DIRECTION
Retype each entry below exactly as it stands.

==== PROVIDED ENTRIES

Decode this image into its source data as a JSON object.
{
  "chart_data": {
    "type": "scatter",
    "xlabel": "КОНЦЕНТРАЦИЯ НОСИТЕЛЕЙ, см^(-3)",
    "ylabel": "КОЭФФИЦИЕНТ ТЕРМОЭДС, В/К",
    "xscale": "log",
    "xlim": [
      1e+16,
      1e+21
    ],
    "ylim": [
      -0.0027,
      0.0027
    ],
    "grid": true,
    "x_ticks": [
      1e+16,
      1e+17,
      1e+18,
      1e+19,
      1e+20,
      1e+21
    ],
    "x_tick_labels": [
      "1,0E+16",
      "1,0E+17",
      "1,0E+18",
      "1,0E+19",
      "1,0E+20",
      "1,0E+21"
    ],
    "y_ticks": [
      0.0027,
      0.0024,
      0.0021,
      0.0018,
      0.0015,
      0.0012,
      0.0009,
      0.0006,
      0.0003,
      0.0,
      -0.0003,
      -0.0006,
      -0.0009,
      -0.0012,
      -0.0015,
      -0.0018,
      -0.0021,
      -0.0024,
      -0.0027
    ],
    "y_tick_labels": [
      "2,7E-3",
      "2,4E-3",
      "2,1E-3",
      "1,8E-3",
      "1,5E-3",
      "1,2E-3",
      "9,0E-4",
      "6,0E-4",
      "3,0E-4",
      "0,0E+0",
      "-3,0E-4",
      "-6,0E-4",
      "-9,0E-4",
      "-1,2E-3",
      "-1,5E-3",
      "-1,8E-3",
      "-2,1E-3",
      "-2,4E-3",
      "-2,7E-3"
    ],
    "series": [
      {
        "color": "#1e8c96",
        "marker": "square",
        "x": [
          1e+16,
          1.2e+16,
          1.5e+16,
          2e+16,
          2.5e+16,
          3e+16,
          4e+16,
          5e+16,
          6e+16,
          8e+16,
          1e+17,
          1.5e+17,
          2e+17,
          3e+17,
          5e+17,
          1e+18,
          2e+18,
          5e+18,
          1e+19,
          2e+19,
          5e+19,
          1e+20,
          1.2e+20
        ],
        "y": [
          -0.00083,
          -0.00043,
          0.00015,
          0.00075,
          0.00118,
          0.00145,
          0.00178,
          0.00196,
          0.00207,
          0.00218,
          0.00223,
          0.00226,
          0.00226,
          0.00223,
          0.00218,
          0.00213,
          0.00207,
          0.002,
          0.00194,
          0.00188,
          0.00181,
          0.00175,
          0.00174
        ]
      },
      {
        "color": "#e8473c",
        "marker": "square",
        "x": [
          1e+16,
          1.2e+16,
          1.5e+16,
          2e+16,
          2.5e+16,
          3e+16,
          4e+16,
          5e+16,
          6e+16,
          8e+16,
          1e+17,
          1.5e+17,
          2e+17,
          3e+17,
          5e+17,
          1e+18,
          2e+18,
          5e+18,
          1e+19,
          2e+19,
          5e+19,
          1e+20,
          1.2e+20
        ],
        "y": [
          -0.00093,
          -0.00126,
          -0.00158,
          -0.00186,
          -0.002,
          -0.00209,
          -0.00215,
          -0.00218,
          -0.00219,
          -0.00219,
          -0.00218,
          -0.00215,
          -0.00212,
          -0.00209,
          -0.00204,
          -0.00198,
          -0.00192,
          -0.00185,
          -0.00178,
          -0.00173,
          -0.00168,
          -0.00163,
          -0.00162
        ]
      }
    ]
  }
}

========

RESULT BELOW
Decode this image into its source data as a JSON object.
{
  "chart_data": {
    "type": "scatter",
    "xlabel": "КОНЦЕНТРАЦИЯ НОСИТЕЛЕЙ, см^(-3)",
    "ylabel": "КОЭФФИЦИЕНТ ТЕРМОЭДС, В/К",
    "xscale": "log",
    "xlim": [
      1e+16,
      1e+21
    ],
    "ylim": [
      -0.0027,
      0.0027
    ],
    "grid": true,
    "x_ticks": [
      1e+16,
      1e+17,
      1e+18,
      1e+19,
      1e+20,
      1e+21
    ],
    "x_tick_labels": [
      "1,0E+16",
      "1,0E+17",
      "1,0E+18",
      "1,0E+19",
      "1,0E+20",
      "1,0E+21"
    ],
    "y_ticks": [
      0.0027,
      0.0024,
      0.0021,
      0.0018,
      0.0015,
      0.0012,
      0.0009,
      0.0006,
      0.0003,
      0.0,
      -0.0003,
      -0.0006,
      -0.0009,
      -0.0012,
      -0.0015,
      -0.0018,
      -0.0021,
      -0.0024,
      -0.0027
    ],
    "y_tick_labels": [
      "2,7E-3",
      "2,4E-3",
      "2,1E-3",
      "1,8E-3",
      "1,5E-3",
      "1,2E-3",
      "9,0E-4",
      "6,0E-4",
      "3,0E-4",
      "0,0E+0",
      "-3,0E-4",
      "-6,0E-4",
      "-9,0E-4",
      "-1,2E-3",
      "-1,5E-3",
      "-1,8E-3",
      "-2,1E-3",
      "-2,4E-3",
      "-2,7E-3"
    ],
    "series": [
      {
        "color": "#1e8c96",
        "marker": "square",
        "x": [
          1e+16,
          1.2e+16,
          1.5e+16,
          2e+16,
          2.5e+16,
          3e+16,
          4e+16,
          5e+16,
          6e+16,
          8e+16,
          1e+17,
          1.5e+17,
          2e+17,
          3e+17,
          5e+17,
          1e+18,
          2e+18,
          5e+18,
          1e+19,
          2e+19,
          5e+19,
          1e+20,
          1.2e+20
        ],
        "y": [
          -0.00083,
          -0.00043,
          0.00015,
          0.00075,
          0.00118,
          0.00145,
          0.00178,
          0.00196,
          0.00207,
          0.00218,
          0.00223,
          0.00226,
          0.00226,
          0.00223,
          0.00218,
          0.00213,
          0.00207,
          0.002,
          0.00194,
          0.00188,
          0.00181,
          0.00175,
          0.00174
        ]
      },
      {
        "color": "#e8473c",
        "marker": "square",
        "x": [
          1e+16,
          1.2e+16,
          1.5e+16,
          2e+16,
          2.5e+16,
          3e+16,
          4e+16,
          5e+16,
          6e+16,
          8e+16,
          1e+17,
          1.5e+17,
          2e+17,
          3e+17,
          5e+17,
          1e+18,
          2e+18,
          5e+18,
          1e+19,
          2e+19,
          5e+19,
          1e+20,
          1.2e+20
        ],
        "y": [
          -0.00093,
          -0.00126,
          -0.00158,
          -0.00186,
          -0.002,
          -0.00209,
          -0.00215,
          -0.00218,
          -0.00219,
          -0.00219,
          -0.00218,
          -0.00215,
          -0.00212,
          -0.00209,
          -0.00204,
          -0.00198,
          -0.00192,
          -0.00185,
          -0.00178,
          -0.00173,
          -0.00168,
          -0.00163,
          -0.00162
        ]
      }
    ]
  }
}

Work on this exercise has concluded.